» DATA EXTRACT
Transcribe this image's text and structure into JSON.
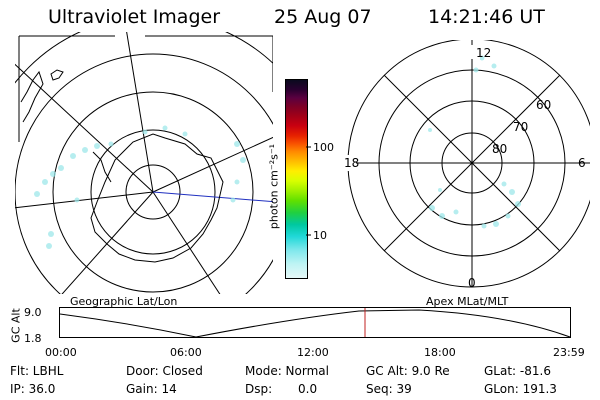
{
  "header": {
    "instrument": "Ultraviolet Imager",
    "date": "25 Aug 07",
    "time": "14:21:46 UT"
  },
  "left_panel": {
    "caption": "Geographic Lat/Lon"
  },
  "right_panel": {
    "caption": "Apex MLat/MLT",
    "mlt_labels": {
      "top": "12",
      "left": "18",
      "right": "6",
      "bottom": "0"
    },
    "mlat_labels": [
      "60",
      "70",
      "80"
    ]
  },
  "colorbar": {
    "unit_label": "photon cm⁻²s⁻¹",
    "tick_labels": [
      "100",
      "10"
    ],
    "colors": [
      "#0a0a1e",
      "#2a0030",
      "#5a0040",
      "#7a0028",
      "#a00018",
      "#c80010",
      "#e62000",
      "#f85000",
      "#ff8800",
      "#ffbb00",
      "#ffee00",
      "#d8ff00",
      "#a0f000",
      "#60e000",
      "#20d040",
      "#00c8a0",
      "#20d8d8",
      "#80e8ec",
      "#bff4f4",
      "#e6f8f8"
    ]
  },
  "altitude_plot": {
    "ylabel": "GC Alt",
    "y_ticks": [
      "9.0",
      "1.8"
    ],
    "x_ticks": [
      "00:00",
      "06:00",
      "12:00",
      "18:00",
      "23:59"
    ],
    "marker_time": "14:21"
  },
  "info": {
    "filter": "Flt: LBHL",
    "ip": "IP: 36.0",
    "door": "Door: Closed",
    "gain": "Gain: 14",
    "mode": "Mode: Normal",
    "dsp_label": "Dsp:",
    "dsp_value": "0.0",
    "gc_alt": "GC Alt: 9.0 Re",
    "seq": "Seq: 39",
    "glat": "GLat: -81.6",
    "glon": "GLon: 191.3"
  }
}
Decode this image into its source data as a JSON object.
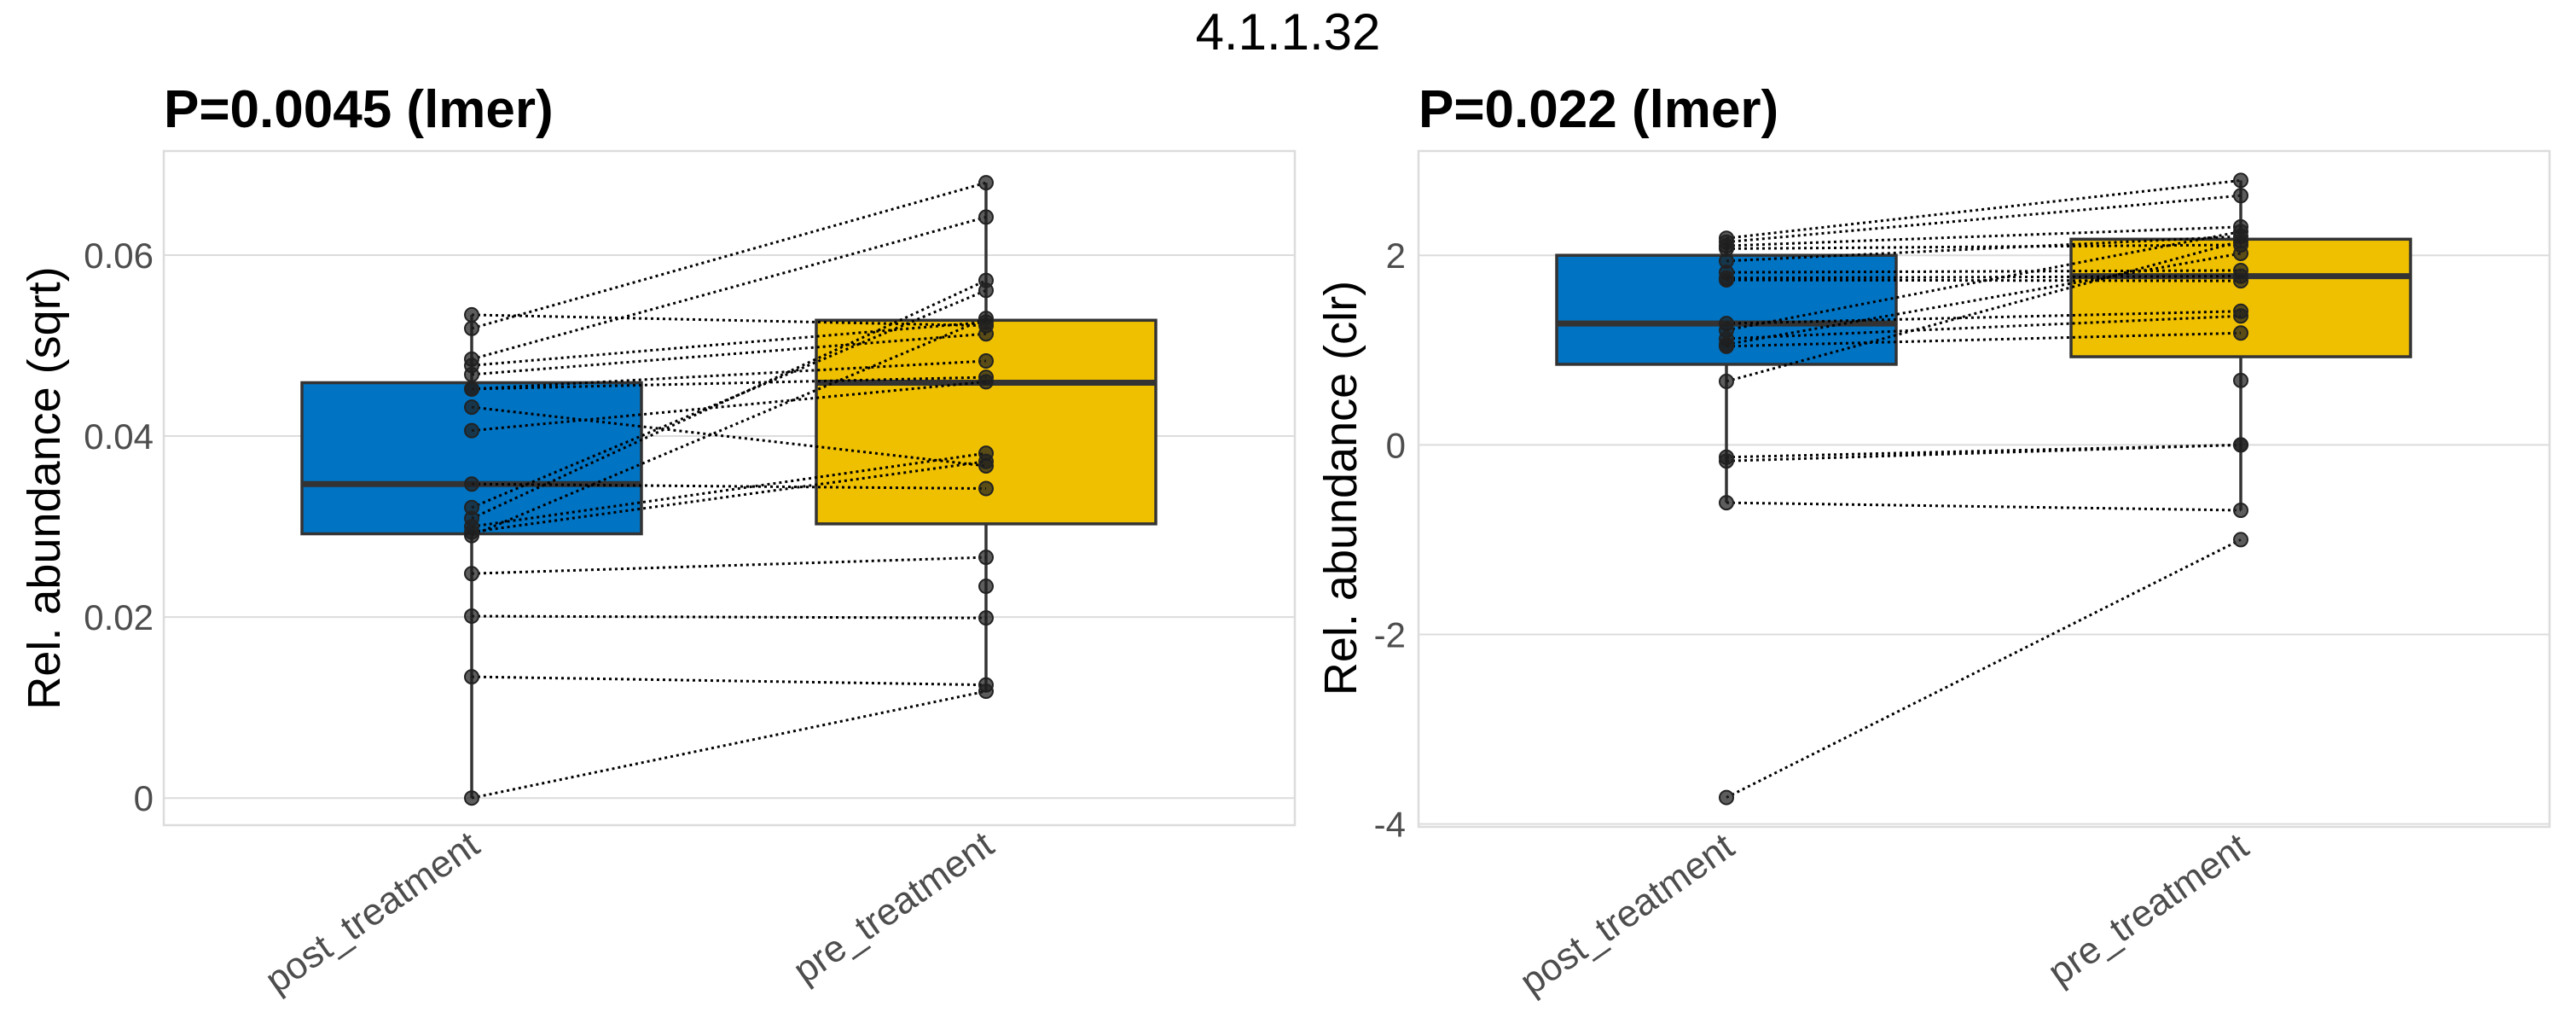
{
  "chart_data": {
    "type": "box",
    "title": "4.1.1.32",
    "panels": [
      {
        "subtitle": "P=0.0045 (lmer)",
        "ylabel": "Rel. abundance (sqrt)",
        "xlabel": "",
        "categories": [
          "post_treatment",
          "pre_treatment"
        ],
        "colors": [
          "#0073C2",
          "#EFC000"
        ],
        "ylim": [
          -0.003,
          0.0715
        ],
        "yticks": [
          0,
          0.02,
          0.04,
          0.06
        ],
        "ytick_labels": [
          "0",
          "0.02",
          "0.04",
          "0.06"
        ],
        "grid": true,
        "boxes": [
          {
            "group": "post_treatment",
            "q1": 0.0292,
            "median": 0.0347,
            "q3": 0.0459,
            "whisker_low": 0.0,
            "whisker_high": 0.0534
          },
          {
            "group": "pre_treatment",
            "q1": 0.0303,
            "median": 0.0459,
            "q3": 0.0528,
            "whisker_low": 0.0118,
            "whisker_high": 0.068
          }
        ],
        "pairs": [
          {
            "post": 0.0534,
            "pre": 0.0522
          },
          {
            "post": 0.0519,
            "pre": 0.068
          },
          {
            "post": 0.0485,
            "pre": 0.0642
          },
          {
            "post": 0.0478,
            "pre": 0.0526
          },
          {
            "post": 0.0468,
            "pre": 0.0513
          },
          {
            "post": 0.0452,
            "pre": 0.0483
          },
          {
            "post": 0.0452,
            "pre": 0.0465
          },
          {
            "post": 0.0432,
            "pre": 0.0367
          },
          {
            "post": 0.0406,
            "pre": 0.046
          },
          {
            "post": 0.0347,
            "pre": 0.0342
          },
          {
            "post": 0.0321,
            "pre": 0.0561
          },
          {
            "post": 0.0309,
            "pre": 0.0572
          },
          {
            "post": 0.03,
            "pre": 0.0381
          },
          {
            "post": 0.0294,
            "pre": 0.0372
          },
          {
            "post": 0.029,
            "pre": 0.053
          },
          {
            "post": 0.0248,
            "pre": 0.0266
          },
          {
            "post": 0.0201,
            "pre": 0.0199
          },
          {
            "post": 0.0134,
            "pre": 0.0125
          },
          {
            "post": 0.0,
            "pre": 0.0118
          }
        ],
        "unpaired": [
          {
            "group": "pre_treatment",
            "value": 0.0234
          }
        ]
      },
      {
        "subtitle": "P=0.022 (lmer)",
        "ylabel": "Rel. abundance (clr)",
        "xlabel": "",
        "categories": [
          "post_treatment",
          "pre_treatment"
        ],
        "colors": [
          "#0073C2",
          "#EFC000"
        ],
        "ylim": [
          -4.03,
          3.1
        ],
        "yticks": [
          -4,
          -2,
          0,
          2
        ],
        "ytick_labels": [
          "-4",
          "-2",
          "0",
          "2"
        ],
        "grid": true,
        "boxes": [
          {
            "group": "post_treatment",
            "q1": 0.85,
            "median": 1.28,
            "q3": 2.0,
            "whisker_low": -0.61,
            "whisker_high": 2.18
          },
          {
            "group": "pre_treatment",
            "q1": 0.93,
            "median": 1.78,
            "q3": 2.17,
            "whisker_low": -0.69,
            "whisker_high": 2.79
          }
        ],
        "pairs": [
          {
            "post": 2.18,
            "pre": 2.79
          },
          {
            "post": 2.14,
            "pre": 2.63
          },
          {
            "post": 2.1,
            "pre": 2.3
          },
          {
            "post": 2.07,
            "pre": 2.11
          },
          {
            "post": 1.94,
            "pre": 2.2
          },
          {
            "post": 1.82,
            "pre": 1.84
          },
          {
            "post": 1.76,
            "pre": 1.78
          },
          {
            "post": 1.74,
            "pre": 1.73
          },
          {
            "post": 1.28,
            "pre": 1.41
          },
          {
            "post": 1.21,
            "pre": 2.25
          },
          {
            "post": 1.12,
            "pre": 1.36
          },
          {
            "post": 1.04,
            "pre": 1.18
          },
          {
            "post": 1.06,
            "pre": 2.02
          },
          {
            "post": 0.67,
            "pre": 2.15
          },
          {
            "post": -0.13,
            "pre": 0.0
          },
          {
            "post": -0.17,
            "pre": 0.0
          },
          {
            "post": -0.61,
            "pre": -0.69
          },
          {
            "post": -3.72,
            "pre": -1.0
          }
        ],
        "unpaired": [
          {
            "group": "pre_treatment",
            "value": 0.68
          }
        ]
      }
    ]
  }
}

» WORK REQUIRED
Without including any pictures, reproduce the listing exactly.

» COMPLETED EXERCISE
Transcribe this image's text and structure into JSON.
{
  "header": {
    "instrument": "Ultraviolet Imager",
    "date": "25 Aug 07",
    "time": "14:21:46 UT"
  },
  "left_panel": {
    "caption": "Geographic Lat/Lon"
  },
  "right_panel": {
    "caption": "Apex MLat/MLT",
    "mlt_labels": {
      "top": "12",
      "left": "18",
      "right": "6",
      "bottom": "0"
    },
    "mlat_labels": [
      "60",
      "70",
      "80"
    ]
  },
  "colorbar": {
    "unit_label": "photon cm⁻²s⁻¹",
    "tick_labels": [
      "100",
      "10"
    ],
    "colors": [
      "#0a0a1e",
      "#2a0030",
      "#5a0040",
      "#7a0028",
      "#a00018",
      "#c80010",
      "#e62000",
      "#f85000",
      "#ff8800",
      "#ffbb00",
      "#ffee00",
      "#d8ff00",
      "#a0f000",
      "#60e000",
      "#20d040",
      "#00c8a0",
      "#20d8d8",
      "#80e8ec",
      "#bff4f4",
      "#e6f8f8"
    ]
  },
  "altitude_plot": {
    "ylabel": "GC Alt",
    "y_ticks": [
      "9.0",
      "1.8"
    ],
    "x_ticks": [
      "00:00",
      "06:00",
      "12:00",
      "18:00",
      "23:59"
    ],
    "marker_time": "14:21"
  },
  "info": {
    "filter": "Flt: LBHL",
    "ip": "IP: 36.0",
    "door": "Door: Closed",
    "gain": "Gain: 14",
    "mode": "Mode: Normal",
    "dsp_label": "Dsp:",
    "dsp_value": "0.0",
    "gc_alt": "GC Alt: 9.0 Re",
    "seq": "Seq: 39",
    "glat": "GLat: -81.6",
    "glon": "GLon: 191.3"
  }
}
Decode this image into its source data as a JSON object.
{
  "chart_data": {
    "type": "box",
    "title": "4.1.1.32",
    "panels": [
      {
        "subtitle": "P=0.0045 (lmer)",
        "ylabel": "Rel. abundance (sqrt)",
        "xlabel": "",
        "categories": [
          "post_treatment",
          "pre_treatment"
        ],
        "colors": [
          "#0073C2",
          "#EFC000"
        ],
        "ylim": [
          -0.003,
          0.0715
        ],
        "yticks": [
          0,
          0.02,
          0.04,
          0.06
        ],
        "ytick_labels": [
          "0",
          "0.02",
          "0.04",
          "0.06"
        ],
        "grid": true,
        "boxes": [
          {
            "group": "post_treatment",
            "q1": 0.0292,
            "median": 0.0347,
            "q3": 0.0459,
            "whisker_low": 0.0,
            "whisker_high": 0.0534
          },
          {
            "group": "pre_treatment",
            "q1": 0.0303,
            "median": 0.0459,
            "q3": 0.0528,
            "whisker_low": 0.0118,
            "whisker_high": 0.068
          }
        ],
        "pairs": [
          {
            "post": 0.0534,
            "pre": 0.0522
          },
          {
            "post": 0.0519,
            "pre": 0.068
          },
          {
            "post": 0.0485,
            "pre": 0.0642
          },
          {
            "post": 0.0478,
            "pre": 0.0526
          },
          {
            "post": 0.0468,
            "pre": 0.0513
          },
          {
            "post": 0.0452,
            "pre": 0.0483
          },
          {
            "post": 0.0452,
            "pre": 0.0465
          },
          {
            "post": 0.0432,
            "pre": 0.0367
          },
          {
            "post": 0.0406,
            "pre": 0.046
          },
          {
            "post": 0.0347,
            "pre": 0.0342
          },
          {
            "post": 0.0321,
            "pre": 0.0561
          },
          {
            "post": 0.0309,
            "pre": 0.0572
          },
          {
            "post": 0.03,
            "pre": 0.0381
          },
          {
            "post": 0.0294,
            "pre": 0.0372
          },
          {
            "post": 0.029,
            "pre": 0.053
          },
          {
            "post": 0.0248,
            "pre": 0.0266
          },
          {
            "post": 0.0201,
            "pre": 0.0199
          },
          {
            "post": 0.0134,
            "pre": 0.0125
          },
          {
            "post": 0.0,
            "pre": 0.0118
          }
        ],
        "unpaired": [
          {
            "group": "pre_treatment",
            "value": 0.0234
          }
        ]
      },
      {
        "subtitle": "P=0.022 (lmer)",
        "ylabel": "Rel. abundance (clr)",
        "xlabel": "",
        "categories": [
          "post_treatment",
          "pre_treatment"
        ],
        "colors": [
          "#0073C2",
          "#EFC000"
        ],
        "ylim": [
          -4.03,
          3.1
        ],
        "yticks": [
          -4,
          -2,
          0,
          2
        ],
        "ytick_labels": [
          "-4",
          "-2",
          "0",
          "2"
        ],
        "grid": true,
        "boxes": [
          {
            "group": "post_treatment",
            "q1": 0.85,
            "median": 1.28,
            "q3": 2.0,
            "whisker_low": -0.61,
            "whisker_high": 2.18
          },
          {
            "group": "pre_treatment",
            "q1": 0.93,
            "median": 1.78,
            "q3": 2.17,
            "whisker_low": -0.69,
            "whisker_high": 2.79
          }
        ],
        "pairs": [
          {
            "post": 2.18,
            "pre": 2.79
          },
          {
            "post": 2.14,
            "pre": 2.63
          },
          {
            "post": 2.1,
            "pre": 2.3
          },
          {
            "post": 2.07,
            "pre": 2.11
          },
          {
            "post": 1.94,
            "pre": 2.2
          },
          {
            "post": 1.82,
            "pre": 1.84
          },
          {
            "post": 1.76,
            "pre": 1.78
          },
          {
            "post": 1.74,
            "pre": 1.73
          },
          {
            "post": 1.28,
            "pre": 1.41
          },
          {
            "post": 1.21,
            "pre": 2.25
          },
          {
            "post": 1.12,
            "pre": 1.36
          },
          {
            "post": 1.04,
            "pre": 1.18
          },
          {
            "post": 1.06,
            "pre": 2.02
          },
          {
            "post": 0.67,
            "pre": 2.15
          },
          {
            "post": -0.13,
            "pre": 0.0
          },
          {
            "post": -0.17,
            "pre": 0.0
          },
          {
            "post": -0.61,
            "pre": -0.69
          },
          {
            "post": -3.72,
            "pre": -1.0
          }
        ],
        "unpaired": [
          {
            "group": "pre_treatment",
            "value": 0.68
          }
        ]
      }
    ]
  }
}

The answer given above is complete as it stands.